*Written request:* Collect every line in the records below that contains the word "devants".

*The input:*
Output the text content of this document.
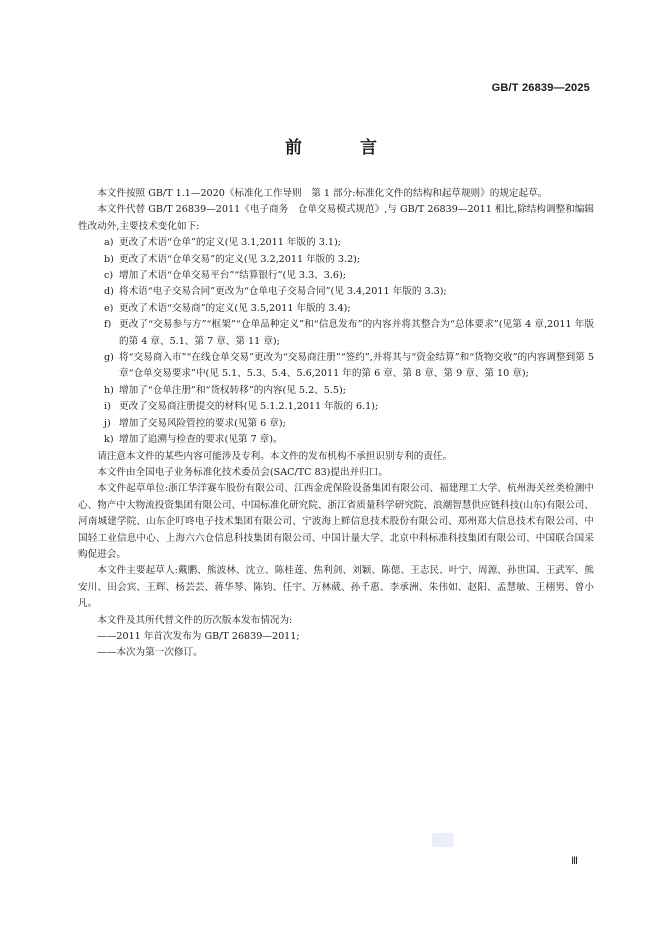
GB/T 26839—2025
前 言

本文件按照 GB/T 1.1—2020《标准化工作导则　第 1 部分:标准化文件的结构和起草规则》的规定起草。

本文件代替 GB/T 26839—2011《电子商务　仓单交易模式规范》,与 GB/T 26839—2011 相比,除结构调整和编辑性改动外,主要技术变化如下:

a) 更改了术语“仓单”的定义(见 3.1,2011 年版的 3.1);
b) 更改了术语“仓单交易”的定义(见 3.2,2011 年版的 3.2);
c) 增加了术语“仓单交易平台”“结算银行”(见 3.3、3.6);
d) 将术语“电子交易合同”更改为“仓单电子交易合同”(见 3.4,2011 年版的 3.3);
e) 更改了术语“交易商”的定义(见 3.5,2011 年版的 3.4);
f) 更改了“交易参与方”“框架”“仓单品种定义”和“信息发布”的内容并将其整合为“总体要求”(见第 4 章,2011 年版的第 4 章、5.1、第 7 章、第 11 章);
g) 将“交易商入市”“在线仓单交易”更改为“交易商注册”“签约”,并将其与“资金结算”和“货物交收”的内容调整到第 5 章“仓单交易要求”中(见 5.1、5.3、5.4、5.6,2011 年的第 6 章、第 8 章、第 9 章、第 10 章);
h) 增加了“仓单注册”和“货权转移”的内容(见 5.2、5.5);
i) 更改了交易商注册提交的材料(见 5.1.2.1,2011 年版的 6.1);
j) 增加了交易风险管控的要求(见第 6 章);
k) 增加了追溯与检查的要求(见第 7 章)。

请注意本文件的某些内容可能涉及专利。本文件的发布机构不承担识别专利的责任。

本文件由全国电子业务标准化技术委员会(SAC/TC 83)提出并归口。

本文件起草单位:浙江华洋赛车股份有限公司、江西金虎保险设备集团有限公司、福建理工大学、杭州海关丝类检测中心、物产中大物流投资集团有限公司、中国标准化研究院、浙江省质量科学研究院、浪潮智慧供应链科技(山东)有限公司、河南城建学院、山东企叮咚电子技术集团有限公司、宁波海上鲜信息技术股份有限公司、郑州郑大信息技术有限公司、中国轻工业信息中心、上海六六仓信息科技集团有限公司、中国计量大学、北京中科标准科技集团有限公司、中国联合国采购促进会。

本文件主要起草人:戴鹏、熊波林、沈立、陈桂莲、焦利剑、刘颖、陈偲、王志民、叶宁、周源、孙世国、王武军、熊安川、田会宾、王辉、杨芸芸、蒋华琴、陈钧、任宇、万林葳、孙千惠、李承洲、朱伟如、赵阳、孟慧敏、王栩男、曾小凡。

本文件及其所代替文件的历次版本发布情况为:

——2011 年首次发布为 GB/T 26839—2011;

——本次为第一次修订。

Ⅲ
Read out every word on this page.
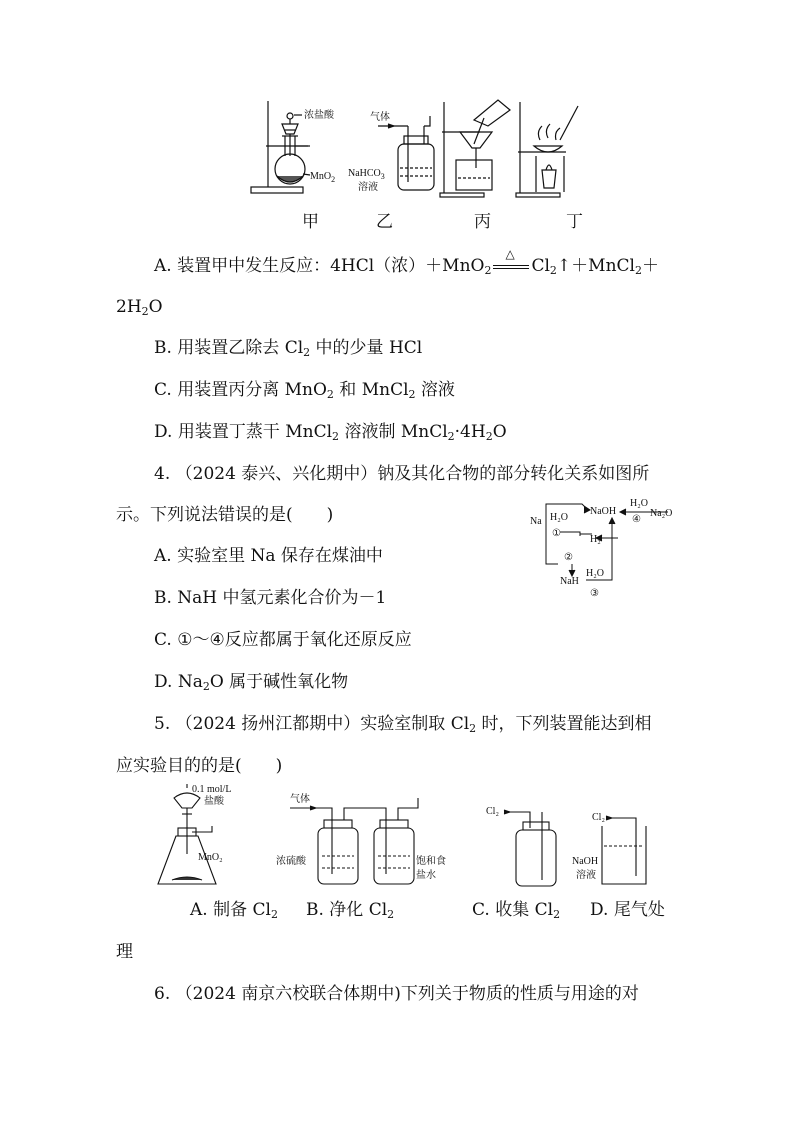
浓盐酸
MnO$_2$
气体
NaHCO$_3$
溶液
甲	乙	丙	丁
A. 装置甲中发生反应：4HCl（浓）＋MnO$_2$
△
$Cl_2↑+MnCl_2+$
$2H_2O$
B. 用装置乙除去 $Cl_2$ 中的少量 HCl
C. 用装置丙分离 MnO$_2$ 和 MnCl$_2$ 溶液
D. 用装置丁蒸干 MnCl$_2$ 溶液制 $MnCl_2\cdot 4H_2O$
4. （2024 泰兴、兴化期中）钠及其化合物的部分转化关系如图所
示。下列说法错误的是(　　)
A. 实验室里 Na 保存在煤油中
B. NaH 中氢元素化合价为－1
C. ①～④反应都属于氧化还原反应
D. $Na_2O$ 属于碱性氧化物
Na H₂O
①
NaOH
H₂O
④
Na₂O
H₂
②
NaH
H₂O
③
5. （2024 扬州江都期中）实验室制取 $Cl_2$ 时，下列装置能达到相
应实验目的的是(　　)
0.1 mol/L
盐酸
MnO₂
气体
浓硫酸	饱和食
盐水
Cl₂
Cl₂
NaOH
溶液
A. 制备 $Cl_2$ B. 净化 $Cl_2$	C. 收集 $Cl_2$ D. 尾气处
理
6. （2024 南京六校联合体期中)下列关于物质的性质与用途的对
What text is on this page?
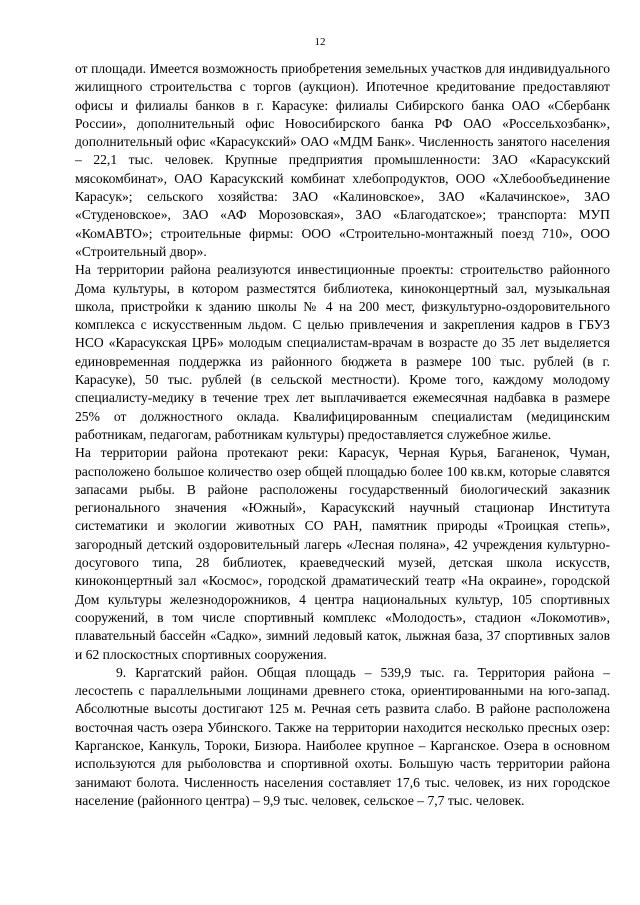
12

от площади. Имеется возможность приобретения земельных участков для индивидуального жилищного строительства с торгов (аукцион). Ипотечное кредитование предоставляют офисы и филиалы банков в г. Карасуке: филиалы Сибирского банка ОАО «Сбербанк России», дополнительный офис Новосибирского банка РФ ОАО «Россельхозбанк», дополнительный офис «Карасукский» ОАО «МДМ Банк». Численность занятого населения – 22,1 тыс. человек. Крупные предприятия промышленности: ЗАО «Карасукский мясокомбинат», ОАО Карасукский комбинат хлебопродуктов, ООО «Хлебообъединение Карасук»; сельского хозяйства: ЗАО «Калиновское», ЗАО «Калачинское», ЗАО «Студеновское», ЗАО «АФ Морозовская», ЗАО «Благодатское»; транспорта: МУП «КомАВТО»; строительные фирмы: ООО «Строительно-монтажный поезд 710», ООО «Строительный двор».

На территории района реализуются инвестиционные проекты: строительство районного Дома культуры, в котором разместятся библиотека, киноконцертный зал, музыкальная школа, пристройки к зданию школы № 4 на 200 мест, физкультурно-оздоровительного комплекса с искусственным льдом. С целью привлечения и закрепления кадров в ГБУЗ НСО «Карасукская ЦРБ» молодым специалистам-врачам в возрасте до 35 лет выделяется единовременная поддержка из районного бюджета в размере 100 тыс. рублей (в г. Карасуке), 50 тыс. рублей (в сельской местности). Кроме того, каждому молодому специалисту-медику в течение трех лет выплачивается ежемесячная надбавка в размере 25% от должностного оклада. Квалифицированным специалистам (медицинским работникам, педагогам, работникам культуры) предоставляется служебное жилье.

На территории района протекают реки: Карасук, Черная Курья, Баганенок, Чуман, расположено большое количество озер общей площадью более 100 кв.км, которые славятся запасами рыбы. В районе расположены государственный биологический заказник регионального значения «Южный», Карасукский научный стационар Института систематики и экологии животных СО РАН, памятник природы «Троицкая степь», загородный детский оздоровительный лагерь «Лесная поляна», 42 учреждения культурно-досугового типа, 28 библиотек, краеведческий музей, детская школа искусств, киноконцертный зал «Космос», городской драматический театр «На окраине», городской Дом культуры железнодорожников, 4 центра национальных культур, 105 спортивных сооружений, в том числе спортивный комплекс «Молодость», стадион «Локомотив», плавательный бассейн «Садко», зимний ледовый каток, лыжная база, 37 спортивных залов и 62 плоскостных спортивных сооружения.

9. Каргатский район. Общая площадь – 539,9 тыс. га. Территория района – лесостепь с параллельными лощинами древнего стока, ориентированными на юго-запад. Абсолютные высоты достигают 125 м. Речная сеть развита слабо. В районе расположена восточная часть озера Убинского. Также на территории находится несколько пресных озер: Карганское, Канкуль, Тороки, Бизюра. Наиболее крупное – Карганское. Озера в основном используются для рыболовства и спортивной охоты. Большую часть территории района занимают болота. Численность населения составляет 17,6 тыс. человек, из них городское население (районного центра) – 9,9 тыс. человек, сельское – 7,7 тыс. человек.
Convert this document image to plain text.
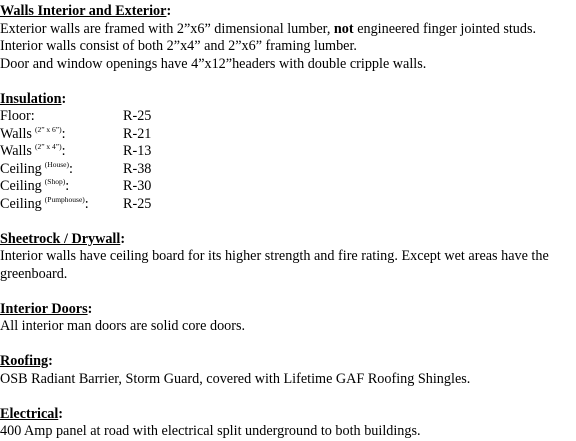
Walls Interior and Exterior:
Exterior walls are framed with 2”x6” dimensional lumber, not engineered finger jointed studs.
Interior walls consist of both 2”x4” and 2”x6” framing lumber.
Door and window openings have 4”x12”headers with double cripple walls.
Insulation:
Floor:	R-25
Walls $^{(2” x 6”)}$:	R-21
Walls $^{(2” x 4”)}$:	R-13
Ceiling $^{(House)}$:	R-38
Ceiling $^{(Shop)}$:	R-30
Ceiling $^{(Pumphouse)}$: R-25
Sheetrock / Drywall:
Interior walls have ceiling board for its higher strength and fire rating. Except wet areas have the greenboard.
Interior Doors:
All interior man doors are solid core doors.
Roofing:
OSB Radiant Barrier, Storm Guard, covered with Lifetime GAF Roofing Shingles.
Electrical:
400 Amp panel at road with electrical split underground to both buildings.
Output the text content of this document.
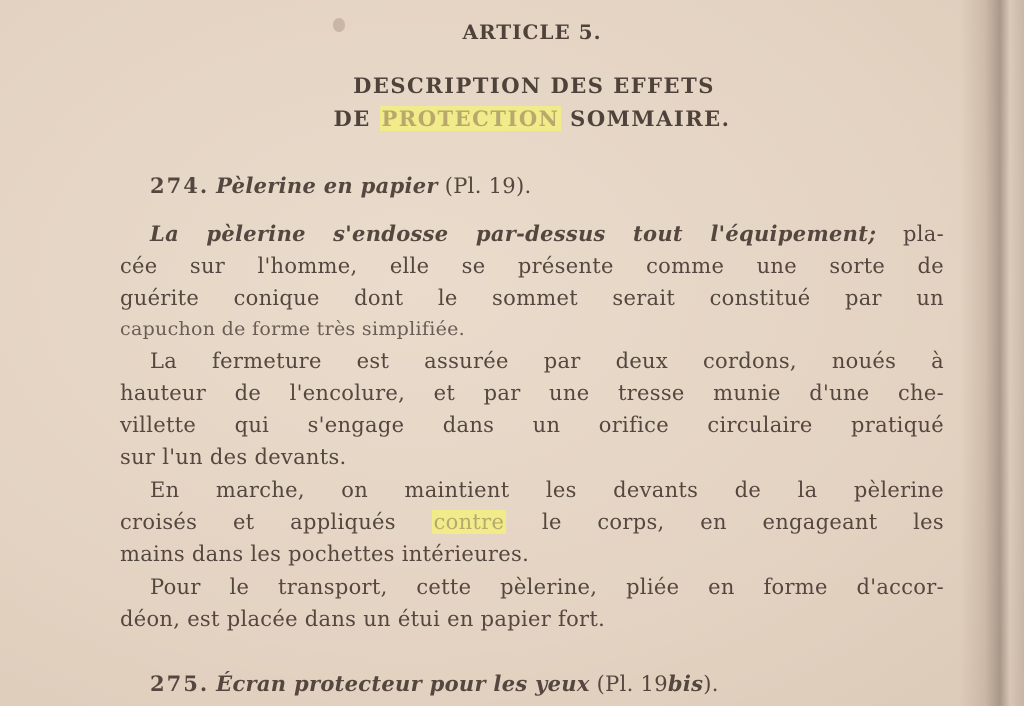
ARTICLE 5.
DESCRIPTION DES EFFETS
DE PROTECTION SOMMAIRE.
274. Pèlerine en papier (Pl. 19).
La pèlerine s'endosse par-dessus tout l'équipement; pla-
cée sur l'homme, elle se présente comme une sorte de
guérite conique dont le sommet serait constitué par un
capuchon de forme très simplifiée.
La fermeture est assurée par deux cordons, noués à
hauteur de l'encolure, et par une tresse munie d'une che-
villette qui s'engage dans un orifice circulaire pratiqué
sur l'un des devants.
En marche, on maintient les devants de la pèlerine
croisés et appliqués contre le corps, en engageant les
mains dans les pochettes intérieures.
Pour le transport, cette pèlerine, pliée en forme d'accor-
déon, est placée dans un étui en papier fort.
275. Écran protecteur pour les yeux (Pl. 19bis).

*Completed task:*
sur l'un des devants.
En marche, on maintient les devants de la pèlerine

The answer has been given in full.